Task brief = Copy the data below exactly.

Records for the task =
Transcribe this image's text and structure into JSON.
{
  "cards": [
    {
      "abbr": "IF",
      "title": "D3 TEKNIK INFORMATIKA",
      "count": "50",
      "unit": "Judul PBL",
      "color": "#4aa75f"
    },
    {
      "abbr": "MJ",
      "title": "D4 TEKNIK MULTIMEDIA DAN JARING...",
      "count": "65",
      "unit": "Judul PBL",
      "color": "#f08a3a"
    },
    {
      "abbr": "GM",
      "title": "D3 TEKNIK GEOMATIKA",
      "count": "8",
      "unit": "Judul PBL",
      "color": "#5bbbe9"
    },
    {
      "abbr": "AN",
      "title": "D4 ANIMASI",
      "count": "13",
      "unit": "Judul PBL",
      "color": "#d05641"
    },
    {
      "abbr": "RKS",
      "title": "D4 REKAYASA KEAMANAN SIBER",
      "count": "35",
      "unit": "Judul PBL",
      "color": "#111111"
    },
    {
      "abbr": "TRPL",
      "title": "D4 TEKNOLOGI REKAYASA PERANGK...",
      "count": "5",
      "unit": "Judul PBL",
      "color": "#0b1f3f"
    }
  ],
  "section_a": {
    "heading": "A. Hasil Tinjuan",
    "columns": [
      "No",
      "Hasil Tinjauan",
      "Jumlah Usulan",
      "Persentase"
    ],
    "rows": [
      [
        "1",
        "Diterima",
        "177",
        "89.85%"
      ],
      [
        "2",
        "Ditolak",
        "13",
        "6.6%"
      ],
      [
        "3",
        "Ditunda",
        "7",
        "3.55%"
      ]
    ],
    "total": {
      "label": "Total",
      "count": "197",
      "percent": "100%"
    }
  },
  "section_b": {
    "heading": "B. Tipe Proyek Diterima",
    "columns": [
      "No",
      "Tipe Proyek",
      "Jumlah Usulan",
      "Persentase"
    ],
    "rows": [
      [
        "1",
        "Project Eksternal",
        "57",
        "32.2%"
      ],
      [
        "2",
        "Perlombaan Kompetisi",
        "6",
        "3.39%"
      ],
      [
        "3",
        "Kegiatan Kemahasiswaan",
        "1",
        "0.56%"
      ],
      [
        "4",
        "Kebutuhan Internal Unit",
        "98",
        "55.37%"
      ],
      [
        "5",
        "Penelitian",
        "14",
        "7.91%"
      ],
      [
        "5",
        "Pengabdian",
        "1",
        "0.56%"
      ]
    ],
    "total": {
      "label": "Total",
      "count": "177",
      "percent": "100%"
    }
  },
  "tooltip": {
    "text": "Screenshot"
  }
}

Answer to the problem =
Transcribe this image's text and structure into JSON.
{
  "cards": [
    {
      "abbr": "IF",
      "title": "D3 TEKNIK INFORMATIKA",
      "count": "50",
      "unit": "Judul PBL",
      "color": "#4aa75f"
    },
    {
      "abbr": "MJ",
      "title": "D4 TEKNIK MULTIMEDIA DAN JARING...",
      "count": "65",
      "unit": "Judul PBL",
      "color": "#f08a3a"
    },
    {
      "abbr": "GM",
      "title": "D3 TEKNIK GEOMATIKA",
      "count": "8",
      "unit": "Judul PBL",
      "color": "#5bbbe9"
    },
    {
      "abbr": "AN",
      "title": "D4 ANIMASI",
      "count": "13",
      "unit": "Judul PBL",
      "color": "#d05641"
    },
    {
      "abbr": "RKS",
      "title": "D4 REKAYASA KEAMANAN SIBER",
      "count": "35",
      "unit": "Judul PBL",
      "color": "#111111"
    },
    {
      "abbr": "TRPL",
      "title": "D4 TEKNOLOGI REKAYASA PERANGK...",
      "count": "5",
      "unit": "Judul PBL",
      "color": "#0b1f3f"
    }
  ],
  "section_a": {
    "heading": "A. Hasil Tinjuan",
    "columns": [
      "No",
      "Hasil Tinjauan",
      "Jumlah Usulan",
      "Persentase"
    ],
    "rows": [
      [
        "1",
        "Diterima",
        "177",
        "89.85%"
      ],
      [
        "2",
        "Ditolak",
        "13",
        "6.6%"
      ],
      [
        "3",
        "Ditunda",
        "7",
        "3.55%"
      ]
    ],
    "total": {
      "label": "Total",
      "count": "197",
      "percent": "100%"
    }
  },
  "section_b": {
    "heading": "B. Tipe Proyek Diterima",
    "columns": [
      "No",
      "Tipe Proyek",
      "Jumlah Usulan",
      "Persentase"
    ],
    "rows": [
      [
        "1",
        "Project Eksternal",
        "57",
        "32.2%"
      ],
      [
        "2",
        "Perlombaan Kompetisi",
        "6",
        "3.39%"
      ],
      [
        "3",
        "Kegiatan Kemahasiswaan",
        "1",
        "0.56%"
      ],
      [
        "4",
        "Kebutuhan Internal Unit",
        "98",
        "55.37%"
      ],
      [
        "5",
        "Penelitian",
        "14",
        "7.91%"
      ],
      [
        "5",
        "Pengabdian",
        "1",
        "0.56%"
      ]
    ],
    "total": {
      "label": "Total",
      "count": "177",
      "percent": "100%"
    }
  },
  "tooltip": {
    "text": "Screenshot"
  }
}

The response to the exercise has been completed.